──────── Entries shown ────────

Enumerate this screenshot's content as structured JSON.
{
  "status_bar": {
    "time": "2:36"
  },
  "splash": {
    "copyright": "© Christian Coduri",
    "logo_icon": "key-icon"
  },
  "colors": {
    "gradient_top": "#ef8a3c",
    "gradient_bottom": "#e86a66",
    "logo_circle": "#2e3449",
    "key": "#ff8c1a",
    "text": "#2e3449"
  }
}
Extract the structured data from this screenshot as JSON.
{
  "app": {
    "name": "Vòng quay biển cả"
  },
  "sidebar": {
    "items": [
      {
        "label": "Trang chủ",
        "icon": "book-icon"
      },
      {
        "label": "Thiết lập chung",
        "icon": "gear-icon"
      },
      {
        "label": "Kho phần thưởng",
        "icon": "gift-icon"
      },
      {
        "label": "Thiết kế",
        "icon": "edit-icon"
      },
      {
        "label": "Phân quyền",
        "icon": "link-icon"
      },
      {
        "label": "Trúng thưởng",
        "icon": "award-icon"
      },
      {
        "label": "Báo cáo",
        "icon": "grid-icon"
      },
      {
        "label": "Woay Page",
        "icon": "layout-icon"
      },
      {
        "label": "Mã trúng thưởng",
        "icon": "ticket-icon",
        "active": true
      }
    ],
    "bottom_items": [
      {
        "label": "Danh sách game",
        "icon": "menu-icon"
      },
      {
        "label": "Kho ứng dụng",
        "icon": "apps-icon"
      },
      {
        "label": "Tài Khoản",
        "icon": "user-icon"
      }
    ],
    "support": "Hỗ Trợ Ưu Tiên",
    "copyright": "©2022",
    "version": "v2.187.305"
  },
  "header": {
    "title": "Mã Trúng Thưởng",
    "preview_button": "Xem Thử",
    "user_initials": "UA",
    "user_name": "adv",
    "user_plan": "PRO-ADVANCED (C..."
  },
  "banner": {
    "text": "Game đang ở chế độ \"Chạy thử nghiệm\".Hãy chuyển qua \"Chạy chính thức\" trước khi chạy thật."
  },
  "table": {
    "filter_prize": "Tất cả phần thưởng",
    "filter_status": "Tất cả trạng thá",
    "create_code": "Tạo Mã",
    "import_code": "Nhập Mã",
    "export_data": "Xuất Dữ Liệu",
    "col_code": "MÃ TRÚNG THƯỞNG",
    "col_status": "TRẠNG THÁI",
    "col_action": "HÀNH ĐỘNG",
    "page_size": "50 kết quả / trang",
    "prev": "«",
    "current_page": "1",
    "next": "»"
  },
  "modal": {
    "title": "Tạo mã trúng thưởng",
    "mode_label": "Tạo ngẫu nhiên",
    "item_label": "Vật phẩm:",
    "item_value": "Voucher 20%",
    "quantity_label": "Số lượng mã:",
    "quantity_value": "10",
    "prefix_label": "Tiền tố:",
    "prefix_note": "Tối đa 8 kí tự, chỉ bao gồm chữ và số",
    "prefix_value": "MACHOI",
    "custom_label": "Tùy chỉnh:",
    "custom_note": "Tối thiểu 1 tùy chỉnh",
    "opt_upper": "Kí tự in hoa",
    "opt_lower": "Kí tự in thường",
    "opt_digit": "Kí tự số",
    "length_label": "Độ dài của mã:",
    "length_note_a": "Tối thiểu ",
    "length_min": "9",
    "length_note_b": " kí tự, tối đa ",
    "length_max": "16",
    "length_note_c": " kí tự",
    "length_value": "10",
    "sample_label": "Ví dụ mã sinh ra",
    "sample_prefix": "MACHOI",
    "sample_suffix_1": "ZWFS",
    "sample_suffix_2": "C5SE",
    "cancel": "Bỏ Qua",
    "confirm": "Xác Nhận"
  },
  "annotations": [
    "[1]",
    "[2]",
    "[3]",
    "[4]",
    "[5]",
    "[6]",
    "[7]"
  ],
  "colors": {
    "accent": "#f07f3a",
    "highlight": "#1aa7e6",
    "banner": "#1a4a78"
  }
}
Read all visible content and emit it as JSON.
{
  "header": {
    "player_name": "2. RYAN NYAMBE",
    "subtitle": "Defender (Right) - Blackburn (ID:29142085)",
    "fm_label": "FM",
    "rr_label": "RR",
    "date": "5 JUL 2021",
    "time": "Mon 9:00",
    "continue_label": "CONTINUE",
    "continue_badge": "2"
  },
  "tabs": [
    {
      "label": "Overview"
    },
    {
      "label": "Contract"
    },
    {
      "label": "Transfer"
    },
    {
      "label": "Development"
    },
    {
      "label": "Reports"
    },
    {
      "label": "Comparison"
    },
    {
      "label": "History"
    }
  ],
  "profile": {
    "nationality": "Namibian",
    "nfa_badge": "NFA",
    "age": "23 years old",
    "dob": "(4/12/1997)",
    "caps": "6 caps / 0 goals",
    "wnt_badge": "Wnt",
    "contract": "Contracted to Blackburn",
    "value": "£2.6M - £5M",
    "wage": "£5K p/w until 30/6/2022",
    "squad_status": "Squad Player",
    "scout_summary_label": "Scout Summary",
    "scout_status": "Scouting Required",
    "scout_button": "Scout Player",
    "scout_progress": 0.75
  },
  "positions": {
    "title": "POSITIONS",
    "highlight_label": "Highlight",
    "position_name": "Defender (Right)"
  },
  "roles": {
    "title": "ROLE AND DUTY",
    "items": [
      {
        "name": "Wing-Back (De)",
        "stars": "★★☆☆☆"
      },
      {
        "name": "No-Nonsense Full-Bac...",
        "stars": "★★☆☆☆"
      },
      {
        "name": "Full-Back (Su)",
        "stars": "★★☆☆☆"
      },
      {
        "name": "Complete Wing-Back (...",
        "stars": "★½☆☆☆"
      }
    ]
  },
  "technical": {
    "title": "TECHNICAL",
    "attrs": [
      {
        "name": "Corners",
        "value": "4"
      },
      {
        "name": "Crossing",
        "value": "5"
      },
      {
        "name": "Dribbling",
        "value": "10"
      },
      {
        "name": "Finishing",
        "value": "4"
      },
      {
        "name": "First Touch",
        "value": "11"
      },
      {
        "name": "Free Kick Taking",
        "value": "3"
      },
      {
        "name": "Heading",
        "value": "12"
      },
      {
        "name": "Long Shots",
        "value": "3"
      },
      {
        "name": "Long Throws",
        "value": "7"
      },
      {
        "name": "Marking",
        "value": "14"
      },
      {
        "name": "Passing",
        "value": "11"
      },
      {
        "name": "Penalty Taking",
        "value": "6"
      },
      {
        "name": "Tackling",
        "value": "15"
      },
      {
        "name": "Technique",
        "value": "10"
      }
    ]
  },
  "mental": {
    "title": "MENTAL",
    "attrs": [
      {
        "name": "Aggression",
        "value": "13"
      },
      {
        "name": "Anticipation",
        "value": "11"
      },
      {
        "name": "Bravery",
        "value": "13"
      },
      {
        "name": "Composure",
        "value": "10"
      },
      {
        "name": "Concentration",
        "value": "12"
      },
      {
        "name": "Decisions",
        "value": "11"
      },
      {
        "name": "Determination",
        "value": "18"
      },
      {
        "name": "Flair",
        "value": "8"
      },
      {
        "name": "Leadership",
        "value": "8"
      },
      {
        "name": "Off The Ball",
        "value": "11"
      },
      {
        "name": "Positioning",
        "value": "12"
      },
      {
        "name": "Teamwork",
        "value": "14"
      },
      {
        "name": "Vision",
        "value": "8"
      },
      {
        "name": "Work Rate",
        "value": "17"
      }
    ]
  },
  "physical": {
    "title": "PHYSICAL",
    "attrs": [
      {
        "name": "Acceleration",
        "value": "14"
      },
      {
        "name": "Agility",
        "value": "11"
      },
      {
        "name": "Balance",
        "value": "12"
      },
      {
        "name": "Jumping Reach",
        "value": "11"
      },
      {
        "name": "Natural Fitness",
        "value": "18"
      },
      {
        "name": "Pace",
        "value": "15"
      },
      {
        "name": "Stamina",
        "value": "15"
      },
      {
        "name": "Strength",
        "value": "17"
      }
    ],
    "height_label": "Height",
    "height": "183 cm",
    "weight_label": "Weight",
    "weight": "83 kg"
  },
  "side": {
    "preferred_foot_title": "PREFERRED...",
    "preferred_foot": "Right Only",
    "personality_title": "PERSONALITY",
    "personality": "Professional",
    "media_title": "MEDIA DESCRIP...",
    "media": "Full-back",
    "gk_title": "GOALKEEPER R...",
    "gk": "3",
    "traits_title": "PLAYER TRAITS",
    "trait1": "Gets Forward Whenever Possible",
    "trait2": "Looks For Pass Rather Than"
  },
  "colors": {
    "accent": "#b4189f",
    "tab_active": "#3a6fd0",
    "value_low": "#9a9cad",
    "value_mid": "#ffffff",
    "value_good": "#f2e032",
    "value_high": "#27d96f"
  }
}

────────

**The problem:** Find the lines containing "chỉnh" and pull them out.

**Reply:**
    "custom_label": "Tùy chỉnh:",
    "custom_note": "Tối thiểu 1 tùy chỉnh",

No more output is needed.